▶ _TASK STATEMENT_
All entries are to be quoted exactly; the images stay out of the copy.
────────
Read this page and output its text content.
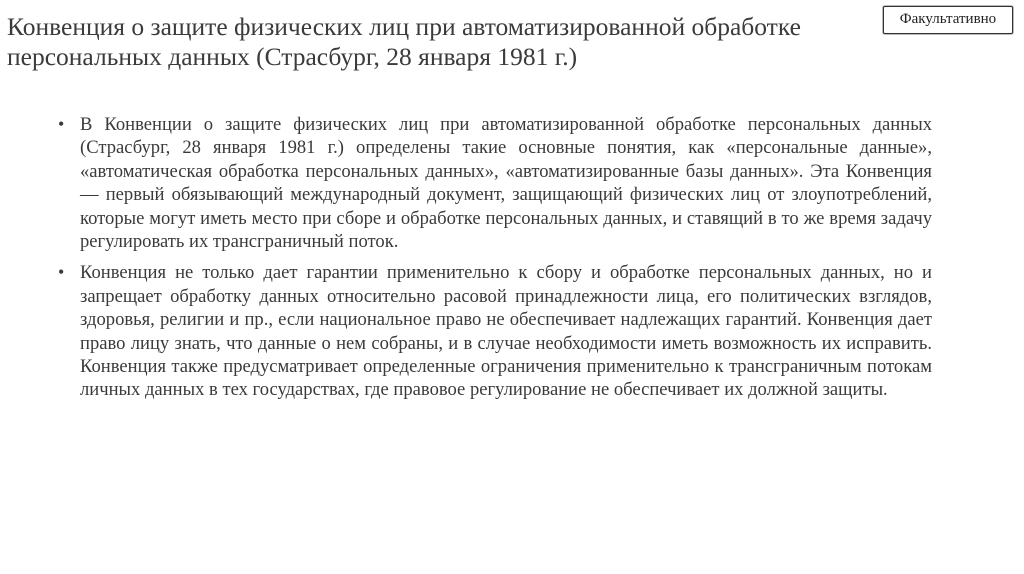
Факультативно
Конвенция о защите физических лиц при автоматизированной обработке персональных данных (Страсбург, 28 января 1981 г.)
• В Конвенции о защите физических лиц при автоматизированной обработке персональных данных (Страсбург, 28 января 1981 г.) определены такие основные понятия, как «персональные данные», «автоматическая обработка персональных данных», «автоматизированные базы данных». Эта Конвенция — первый обязывающий международный документ, защищающий физических лиц от злоупотреблений, которые могут иметь место при сборе и обработке персональных данных, и ставящий в то же время задачу регулировать их трансграничный поток.
• Конвенция не только дает гарантии применительно к сбору и обработке персональных данных, но и запрещает обработку данных относительно расовой принадлежности лица, его политических взглядов, здоровья, религии и пр., если национальное право не обеспечивает надлежащих гарантий. Конвенция дает право лицу знать, что данные о нем собраны, и в случае необходимости иметь возможность их исправить. Конвенция также предусматривает определенные ограничения применительно к трансграничным потокам личных данных в тех государствах, где правовое регулирование не обеспечивает их должной защиты.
────────
▶ _TASK SOLUTION_
Read this page and output its text content.
Факультативно
Конвенция о защите физических лиц при автоматизированной обработке персональных данных (Страсбург, 28 января 1981 г.)
• В Конвенции о защите физических лиц при автоматизированной обработке персональных данных (Страсбург, 28 января 1981 г.) определены такие основные понятия, как «персональные данные», «автоматическая обработка персональных данных», «автоматизированные базы данных». Эта Конвенция — первый обязывающий международный документ, защищающий физических лиц от злоупотреблений, которые могут иметь место при сборе и обработке персональных данных, и ставящий в то же время задачу регулировать их трансграничный поток.
• Конвенция не только дает гарантии применительно к сбору и обработке персональных данных, но и запрещает обработку данных относительно расовой принадлежности лица, его политических взглядов, здоровья, религии и пр., если национальное право не обеспечивает надлежащих гарантий. Конвенция дает право лицу знать, что данные о нем собраны, и в случае необходимости иметь возможность их исправить. Конвенция также предусматривает определенные ограничения применительно к трансграничным потокам личных данных в тех государствах, где правовое регулирование не обеспечивает их должной защиты.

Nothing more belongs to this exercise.